# YOUR TASK
Quote the listing below in its entirety, omitting every image.

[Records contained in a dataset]

□ □ □ □

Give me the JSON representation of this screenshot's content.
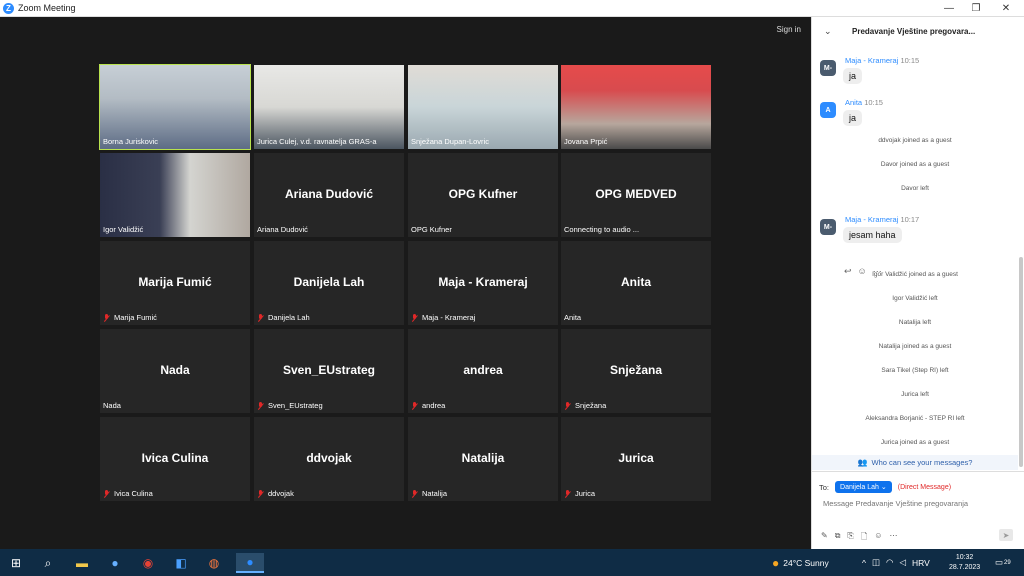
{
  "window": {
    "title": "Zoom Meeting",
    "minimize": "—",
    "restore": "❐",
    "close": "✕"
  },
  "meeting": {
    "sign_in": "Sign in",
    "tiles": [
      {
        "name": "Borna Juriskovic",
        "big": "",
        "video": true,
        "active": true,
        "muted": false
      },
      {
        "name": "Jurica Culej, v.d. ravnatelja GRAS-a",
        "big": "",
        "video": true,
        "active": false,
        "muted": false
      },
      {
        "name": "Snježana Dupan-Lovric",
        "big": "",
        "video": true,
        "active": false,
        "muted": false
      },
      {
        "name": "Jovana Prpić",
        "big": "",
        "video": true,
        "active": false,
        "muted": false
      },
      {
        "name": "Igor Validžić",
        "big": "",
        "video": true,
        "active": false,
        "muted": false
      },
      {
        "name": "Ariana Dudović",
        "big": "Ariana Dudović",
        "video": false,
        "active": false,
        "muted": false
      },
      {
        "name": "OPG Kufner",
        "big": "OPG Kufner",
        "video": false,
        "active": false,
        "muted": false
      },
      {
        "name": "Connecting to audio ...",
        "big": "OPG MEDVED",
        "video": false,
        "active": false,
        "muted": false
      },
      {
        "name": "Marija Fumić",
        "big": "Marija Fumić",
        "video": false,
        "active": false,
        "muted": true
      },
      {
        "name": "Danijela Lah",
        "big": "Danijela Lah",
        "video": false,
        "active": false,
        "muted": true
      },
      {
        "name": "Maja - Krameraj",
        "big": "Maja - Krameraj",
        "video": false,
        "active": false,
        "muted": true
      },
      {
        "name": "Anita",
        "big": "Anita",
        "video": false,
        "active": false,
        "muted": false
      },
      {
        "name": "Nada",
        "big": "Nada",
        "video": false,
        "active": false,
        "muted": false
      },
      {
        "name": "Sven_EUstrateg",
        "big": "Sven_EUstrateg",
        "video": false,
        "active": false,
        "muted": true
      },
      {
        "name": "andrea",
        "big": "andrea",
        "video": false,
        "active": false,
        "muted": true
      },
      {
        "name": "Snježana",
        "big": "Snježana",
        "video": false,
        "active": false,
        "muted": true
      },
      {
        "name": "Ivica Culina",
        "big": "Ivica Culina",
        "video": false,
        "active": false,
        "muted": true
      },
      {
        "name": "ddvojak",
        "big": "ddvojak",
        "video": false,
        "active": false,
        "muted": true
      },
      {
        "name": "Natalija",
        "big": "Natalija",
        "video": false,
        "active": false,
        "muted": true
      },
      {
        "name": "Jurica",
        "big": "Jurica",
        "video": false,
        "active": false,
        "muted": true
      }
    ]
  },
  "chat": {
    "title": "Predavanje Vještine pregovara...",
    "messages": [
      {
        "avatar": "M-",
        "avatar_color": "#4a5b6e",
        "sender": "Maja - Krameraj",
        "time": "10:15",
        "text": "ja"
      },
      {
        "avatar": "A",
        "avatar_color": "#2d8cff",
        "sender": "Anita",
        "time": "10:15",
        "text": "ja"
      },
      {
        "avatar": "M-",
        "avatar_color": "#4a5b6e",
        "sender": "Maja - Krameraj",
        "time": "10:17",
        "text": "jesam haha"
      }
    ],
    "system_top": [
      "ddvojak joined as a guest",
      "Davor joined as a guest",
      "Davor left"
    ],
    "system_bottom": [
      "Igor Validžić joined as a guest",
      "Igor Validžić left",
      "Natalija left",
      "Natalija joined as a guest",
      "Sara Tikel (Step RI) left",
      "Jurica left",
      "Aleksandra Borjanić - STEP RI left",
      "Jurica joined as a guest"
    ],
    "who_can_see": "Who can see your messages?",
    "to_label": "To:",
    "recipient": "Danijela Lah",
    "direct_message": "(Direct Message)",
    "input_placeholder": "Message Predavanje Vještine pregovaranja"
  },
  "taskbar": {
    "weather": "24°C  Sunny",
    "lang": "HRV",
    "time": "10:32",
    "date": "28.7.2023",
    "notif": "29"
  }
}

□ □ □ □

# EXERCISE RESULT
Give me the JSON representation of this screenshot's content.
{
  "window": {
    "title": "Zoom Meeting",
    "minimize": "—",
    "restore": "❐",
    "close": "✕"
  },
  "meeting": {
    "sign_in": "Sign in",
    "tiles": [
      {
        "name": "Borna Juriskovic",
        "big": "",
        "video": true,
        "active": true,
        "muted": false
      },
      {
        "name": "Jurica Culej, v.d. ravnatelja GRAS-a",
        "big": "",
        "video": true,
        "active": false,
        "muted": false
      },
      {
        "name": "Snježana Dupan-Lovric",
        "big": "",
        "video": true,
        "active": false,
        "muted": false
      },
      {
        "name": "Jovana Prpić",
        "big": "",
        "video": true,
        "active": false,
        "muted": false
      },
      {
        "name": "Igor Validžić",
        "big": "",
        "video": true,
        "active": false,
        "muted": false
      },
      {
        "name": "Ariana Dudović",
        "big": "Ariana Dudović",
        "video": false,
        "active": false,
        "muted": false
      },
      {
        "name": "OPG Kufner",
        "big": "OPG Kufner",
        "video": false,
        "active": false,
        "muted": false
      },
      {
        "name": "Connecting to audio ...",
        "big": "OPG MEDVED",
        "video": false,
        "active": false,
        "muted": false
      },
      {
        "name": "Marija Fumić",
        "big": "Marija Fumić",
        "video": false,
        "active": false,
        "muted": true
      },
      {
        "name": "Danijela Lah",
        "big": "Danijela Lah",
        "video": false,
        "active": false,
        "muted": true
      },
      {
        "name": "Maja - Krameraj",
        "big": "Maja - Krameraj",
        "video": false,
        "active": false,
        "muted": true
      },
      {
        "name": "Anita",
        "big": "Anita",
        "video": false,
        "active": false,
        "muted": false
      },
      {
        "name": "Nada",
        "big": "Nada",
        "video": false,
        "active": false,
        "muted": false
      },
      {
        "name": "Sven_EUstrateg",
        "big": "Sven_EUstrateg",
        "video": false,
        "active": false,
        "muted": true
      },
      {
        "name": "andrea",
        "big": "andrea",
        "video": false,
        "active": false,
        "muted": true
      },
      {
        "name": "Snježana",
        "big": "Snježana",
        "video": false,
        "active": false,
        "muted": true
      },
      {
        "name": "Ivica Culina",
        "big": "Ivica Culina",
        "video": false,
        "active": false,
        "muted": true
      },
      {
        "name": "ddvojak",
        "big": "ddvojak",
        "video": false,
        "active": false,
        "muted": true
      },
      {
        "name": "Natalija",
        "big": "Natalija",
        "video": false,
        "active": false,
        "muted": true
      },
      {
        "name": "Jurica",
        "big": "Jurica",
        "video": false,
        "active": false,
        "muted": true
      }
    ]
  },
  "chat": {
    "title": "Predavanje Vještine pregovara...",
    "messages": [
      {
        "avatar": "M-",
        "avatar_color": "#4a5b6e",
        "sender": "Maja - Krameraj",
        "time": "10:15",
        "text": "ja"
      },
      {
        "avatar": "A",
        "avatar_color": "#2d8cff",
        "sender": "Anita",
        "time": "10:15",
        "text": "ja"
      },
      {
        "avatar": "M-",
        "avatar_color": "#4a5b6e",
        "sender": "Maja - Krameraj",
        "time": "10:17",
        "text": "jesam haha"
      }
    ],
    "system_top": [
      "ddvojak joined as a guest",
      "Davor joined as a guest",
      "Davor left"
    ],
    "system_bottom": [
      "Igor Validžić joined as a guest",
      "Igor Validžić left",
      "Natalija left",
      "Natalija joined as a guest",
      "Sara Tikel (Step RI) left",
      "Jurica left",
      "Aleksandra Borjanić - STEP RI left",
      "Jurica joined as a guest"
    ],
    "who_can_see": "Who can see your messages?",
    "to_label": "To:",
    "recipient": "Danijela Lah",
    "direct_message": "(Direct Message)",
    "input_placeholder": "Message Predavanje Vještine pregovaranja"
  },
  "taskbar": {
    "weather": "24°C  Sunny",
    "lang": "HRV",
    "time": "10:32",
    "date": "28.7.2023",
    "notif": "29"
  }
}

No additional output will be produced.